Print out the entries below with no edits.

STORED RECORDS |
────────────────────────────────────────
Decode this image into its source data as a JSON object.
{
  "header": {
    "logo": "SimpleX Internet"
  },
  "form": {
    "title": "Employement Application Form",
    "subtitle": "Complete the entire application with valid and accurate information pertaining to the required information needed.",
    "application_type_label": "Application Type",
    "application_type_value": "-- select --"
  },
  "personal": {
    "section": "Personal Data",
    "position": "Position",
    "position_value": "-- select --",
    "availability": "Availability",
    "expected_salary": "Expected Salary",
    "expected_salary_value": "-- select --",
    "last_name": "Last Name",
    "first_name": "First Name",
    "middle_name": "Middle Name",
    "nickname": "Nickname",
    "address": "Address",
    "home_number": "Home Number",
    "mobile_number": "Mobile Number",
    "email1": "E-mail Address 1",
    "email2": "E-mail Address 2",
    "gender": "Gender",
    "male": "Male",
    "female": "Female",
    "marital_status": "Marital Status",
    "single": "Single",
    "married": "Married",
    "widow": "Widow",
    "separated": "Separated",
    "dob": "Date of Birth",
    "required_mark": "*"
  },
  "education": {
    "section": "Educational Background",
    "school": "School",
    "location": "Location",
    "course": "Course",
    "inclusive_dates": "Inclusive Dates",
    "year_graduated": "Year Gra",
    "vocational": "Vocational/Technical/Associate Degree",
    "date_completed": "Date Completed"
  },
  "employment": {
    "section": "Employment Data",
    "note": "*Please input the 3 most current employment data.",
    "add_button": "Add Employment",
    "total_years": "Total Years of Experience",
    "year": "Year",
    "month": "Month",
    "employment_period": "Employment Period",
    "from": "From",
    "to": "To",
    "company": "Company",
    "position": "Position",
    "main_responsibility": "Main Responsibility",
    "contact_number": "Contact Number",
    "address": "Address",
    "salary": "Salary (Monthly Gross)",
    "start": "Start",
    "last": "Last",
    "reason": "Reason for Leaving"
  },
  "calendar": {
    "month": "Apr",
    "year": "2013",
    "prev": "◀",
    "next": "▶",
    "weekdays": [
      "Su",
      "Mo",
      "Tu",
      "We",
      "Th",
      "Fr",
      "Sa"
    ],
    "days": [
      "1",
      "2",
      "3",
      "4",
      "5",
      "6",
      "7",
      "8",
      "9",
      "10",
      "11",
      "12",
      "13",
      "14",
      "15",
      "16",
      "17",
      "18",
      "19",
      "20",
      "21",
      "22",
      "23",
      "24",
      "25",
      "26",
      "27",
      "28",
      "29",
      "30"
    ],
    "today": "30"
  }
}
────────────────────────────────────────
SOLUTION BELOW |
Decode this image into its source data as a JSON object.
{
  "header": {
    "logo": "SimpleX Internet"
  },
  "form": {
    "title": "Employement Application Form",
    "subtitle": "Complete the entire application with valid and accurate information pertaining to the required information needed.",
    "application_type_label": "Application Type",
    "application_type_value": "-- select --"
  },
  "personal": {
    "section": "Personal Data",
    "position": "Position",
    "position_value": "-- select --",
    "availability": "Availability",
    "expected_salary": "Expected Salary",
    "expected_salary_value": "-- select --",
    "last_name": "Last Name",
    "first_name": "First Name",
    "middle_name": "Middle Name",
    "nickname": "Nickname",
    "address": "Address",
    "home_number": "Home Number",
    "mobile_number": "Mobile Number",
    "email1": "E-mail Address 1",
    "email2": "E-mail Address 2",
    "gender": "Gender",
    "male": "Male",
    "female": "Female",
    "marital_status": "Marital Status",
    "single": "Single",
    "married": "Married",
    "widow": "Widow",
    "separated": "Separated",
    "dob": "Date of Birth",
    "required_mark": "*"
  },
  "education": {
    "section": "Educational Background",
    "school": "School",
    "location": "Location",
    "course": "Course",
    "inclusive_dates": "Inclusive Dates",
    "year_graduated": "Year Gra",
    "vocational": "Vocational/Technical/Associate Degree",
    "date_completed": "Date Completed"
  },
  "employment": {
    "section": "Employment Data",
    "note": "*Please input the 3 most current employment data.",
    "add_button": "Add Employment",
    "total_years": "Total Years of Experience",
    "year": "Year",
    "month": "Month",
    "employment_period": "Employment Period",
    "from": "From",
    "to": "To",
    "company": "Company",
    "position": "Position",
    "main_responsibility": "Main Responsibility",
    "contact_number": "Contact Number",
    "address": "Address",
    "salary": "Salary (Monthly Gross)",
    "start": "Start",
    "last": "Last",
    "reason": "Reason for Leaving"
  },
  "calendar": {
    "month": "Apr",
    "year": "2013",
    "prev": "◀",
    "next": "▶",
    "weekdays": [
      "Su",
      "Mo",
      "Tu",
      "We",
      "Th",
      "Fr",
      "Sa"
    ],
    "days": [
      "1",
      "2",
      "3",
      "4",
      "5",
      "6",
      "7",
      "8",
      "9",
      "10",
      "11",
      "12",
      "13",
      "14",
      "15",
      "16",
      "17",
      "18",
      "19",
      "20",
      "21",
      "22",
      "23",
      "24",
      "25",
      "26",
      "27",
      "28",
      "29",
      "30"
    ],
    "today": "30"
  }
}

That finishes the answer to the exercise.